WHAT YOU WILL DO. Using the entries that follow, collect the lines where the word "under" appears.

EXERCISE INPUTS.
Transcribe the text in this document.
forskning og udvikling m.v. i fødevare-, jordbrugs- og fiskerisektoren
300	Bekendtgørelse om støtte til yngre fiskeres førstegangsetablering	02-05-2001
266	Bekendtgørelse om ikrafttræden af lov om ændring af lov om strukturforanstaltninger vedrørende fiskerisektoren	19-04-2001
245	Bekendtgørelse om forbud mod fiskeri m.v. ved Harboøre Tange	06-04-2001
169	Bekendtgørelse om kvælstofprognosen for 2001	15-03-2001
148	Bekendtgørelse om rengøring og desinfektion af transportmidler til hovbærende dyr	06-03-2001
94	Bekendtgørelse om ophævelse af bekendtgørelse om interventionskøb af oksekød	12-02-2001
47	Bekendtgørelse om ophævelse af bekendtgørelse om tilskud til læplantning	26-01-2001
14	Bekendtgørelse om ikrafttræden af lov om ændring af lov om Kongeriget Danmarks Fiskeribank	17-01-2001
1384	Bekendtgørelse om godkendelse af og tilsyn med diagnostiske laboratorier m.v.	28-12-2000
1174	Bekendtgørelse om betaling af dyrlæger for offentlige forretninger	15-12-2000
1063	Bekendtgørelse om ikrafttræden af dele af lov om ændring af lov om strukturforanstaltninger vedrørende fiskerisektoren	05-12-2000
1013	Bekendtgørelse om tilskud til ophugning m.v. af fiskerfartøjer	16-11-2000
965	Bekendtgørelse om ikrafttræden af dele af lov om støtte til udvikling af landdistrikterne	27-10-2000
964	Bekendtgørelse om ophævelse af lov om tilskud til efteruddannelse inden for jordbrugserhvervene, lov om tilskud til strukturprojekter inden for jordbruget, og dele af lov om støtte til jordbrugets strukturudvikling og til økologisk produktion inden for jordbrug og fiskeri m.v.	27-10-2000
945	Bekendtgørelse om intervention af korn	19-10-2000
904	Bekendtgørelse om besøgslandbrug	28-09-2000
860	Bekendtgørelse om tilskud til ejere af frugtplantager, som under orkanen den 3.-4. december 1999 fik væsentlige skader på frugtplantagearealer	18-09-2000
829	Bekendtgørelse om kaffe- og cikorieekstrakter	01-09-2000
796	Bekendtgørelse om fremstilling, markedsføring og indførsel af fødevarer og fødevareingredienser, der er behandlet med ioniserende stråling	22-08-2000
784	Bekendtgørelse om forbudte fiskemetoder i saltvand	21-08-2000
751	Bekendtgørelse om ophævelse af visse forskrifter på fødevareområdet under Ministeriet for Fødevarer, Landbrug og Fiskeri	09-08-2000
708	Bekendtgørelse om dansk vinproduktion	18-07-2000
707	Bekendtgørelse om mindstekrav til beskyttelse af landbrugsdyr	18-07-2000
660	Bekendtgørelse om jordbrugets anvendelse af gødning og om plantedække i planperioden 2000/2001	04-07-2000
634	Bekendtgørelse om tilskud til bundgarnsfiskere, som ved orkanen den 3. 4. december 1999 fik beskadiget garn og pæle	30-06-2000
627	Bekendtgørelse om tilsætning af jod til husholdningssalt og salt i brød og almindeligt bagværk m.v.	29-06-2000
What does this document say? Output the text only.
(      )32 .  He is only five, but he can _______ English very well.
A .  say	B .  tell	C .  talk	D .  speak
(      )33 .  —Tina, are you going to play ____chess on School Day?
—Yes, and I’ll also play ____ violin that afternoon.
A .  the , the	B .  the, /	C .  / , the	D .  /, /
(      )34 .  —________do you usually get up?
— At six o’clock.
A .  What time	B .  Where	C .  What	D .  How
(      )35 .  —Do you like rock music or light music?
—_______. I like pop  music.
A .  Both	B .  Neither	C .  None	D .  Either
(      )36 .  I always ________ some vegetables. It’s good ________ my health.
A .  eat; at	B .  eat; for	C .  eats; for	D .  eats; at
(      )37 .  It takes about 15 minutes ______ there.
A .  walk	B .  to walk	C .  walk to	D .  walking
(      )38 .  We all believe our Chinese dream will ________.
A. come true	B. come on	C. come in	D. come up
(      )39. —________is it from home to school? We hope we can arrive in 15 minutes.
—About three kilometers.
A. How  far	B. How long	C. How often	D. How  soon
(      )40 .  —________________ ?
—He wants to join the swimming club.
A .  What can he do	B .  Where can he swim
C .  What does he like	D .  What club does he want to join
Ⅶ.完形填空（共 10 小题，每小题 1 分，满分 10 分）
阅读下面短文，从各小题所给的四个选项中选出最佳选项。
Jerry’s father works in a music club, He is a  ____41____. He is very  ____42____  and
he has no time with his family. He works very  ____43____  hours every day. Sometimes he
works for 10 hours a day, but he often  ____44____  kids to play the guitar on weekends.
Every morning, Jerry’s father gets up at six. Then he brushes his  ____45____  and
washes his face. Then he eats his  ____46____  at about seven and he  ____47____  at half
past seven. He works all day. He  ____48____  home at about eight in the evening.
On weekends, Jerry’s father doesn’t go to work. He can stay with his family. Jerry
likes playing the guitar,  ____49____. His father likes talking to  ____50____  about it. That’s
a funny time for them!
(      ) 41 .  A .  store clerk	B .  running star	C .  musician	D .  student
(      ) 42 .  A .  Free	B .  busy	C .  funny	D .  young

EXERCISE RESPONSE.
860	Bekendtgørelse om tilskud til ejere af frugtplantager, som under orkanen den 3.-4. december 1999 fik væsentlige skader på frugtplantagearealer	18-09-2000
751	Bekendtgørelse om ophævelse af visse forskrifter på fødevareområdet under Ministeriet for Fødevarer, Landbrug og Fiskeri	09-08-2000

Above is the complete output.